Task details
Every line in the records below with the string "upplever" needs to be copied out.

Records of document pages
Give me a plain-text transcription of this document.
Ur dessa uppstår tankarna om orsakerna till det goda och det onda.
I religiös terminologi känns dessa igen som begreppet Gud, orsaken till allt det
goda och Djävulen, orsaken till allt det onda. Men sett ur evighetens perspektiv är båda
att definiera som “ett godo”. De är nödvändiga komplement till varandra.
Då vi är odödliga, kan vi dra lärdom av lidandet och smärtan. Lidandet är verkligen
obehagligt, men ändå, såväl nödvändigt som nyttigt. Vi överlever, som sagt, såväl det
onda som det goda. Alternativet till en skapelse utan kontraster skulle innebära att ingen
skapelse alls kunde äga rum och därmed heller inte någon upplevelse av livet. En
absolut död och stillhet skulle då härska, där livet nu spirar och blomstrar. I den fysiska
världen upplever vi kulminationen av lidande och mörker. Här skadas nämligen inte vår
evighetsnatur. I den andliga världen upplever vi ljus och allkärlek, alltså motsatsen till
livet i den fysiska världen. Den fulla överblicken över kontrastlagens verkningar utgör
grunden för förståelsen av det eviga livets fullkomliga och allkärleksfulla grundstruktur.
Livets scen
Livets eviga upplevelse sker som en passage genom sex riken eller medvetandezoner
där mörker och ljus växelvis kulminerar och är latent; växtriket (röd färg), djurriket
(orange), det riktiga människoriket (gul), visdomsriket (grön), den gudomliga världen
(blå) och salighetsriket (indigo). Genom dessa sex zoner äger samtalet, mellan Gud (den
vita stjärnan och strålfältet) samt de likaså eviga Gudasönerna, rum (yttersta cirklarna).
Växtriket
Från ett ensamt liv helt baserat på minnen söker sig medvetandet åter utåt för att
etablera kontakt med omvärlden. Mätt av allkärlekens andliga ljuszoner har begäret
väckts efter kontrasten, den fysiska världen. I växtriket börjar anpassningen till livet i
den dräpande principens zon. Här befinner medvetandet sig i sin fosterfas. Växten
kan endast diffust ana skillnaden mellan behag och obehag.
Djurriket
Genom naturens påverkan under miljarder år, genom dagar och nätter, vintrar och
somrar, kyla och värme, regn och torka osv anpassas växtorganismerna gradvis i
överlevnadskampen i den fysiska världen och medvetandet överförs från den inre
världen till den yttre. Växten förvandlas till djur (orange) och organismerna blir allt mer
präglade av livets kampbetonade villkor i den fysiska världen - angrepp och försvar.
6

Task result
världen upplever vi kulminationen av lidande och mörker. Här skadas nämligen inte vår
evighetsnatur. I den andliga världen upplever vi ljus och allkärlek, alltså motsatsen till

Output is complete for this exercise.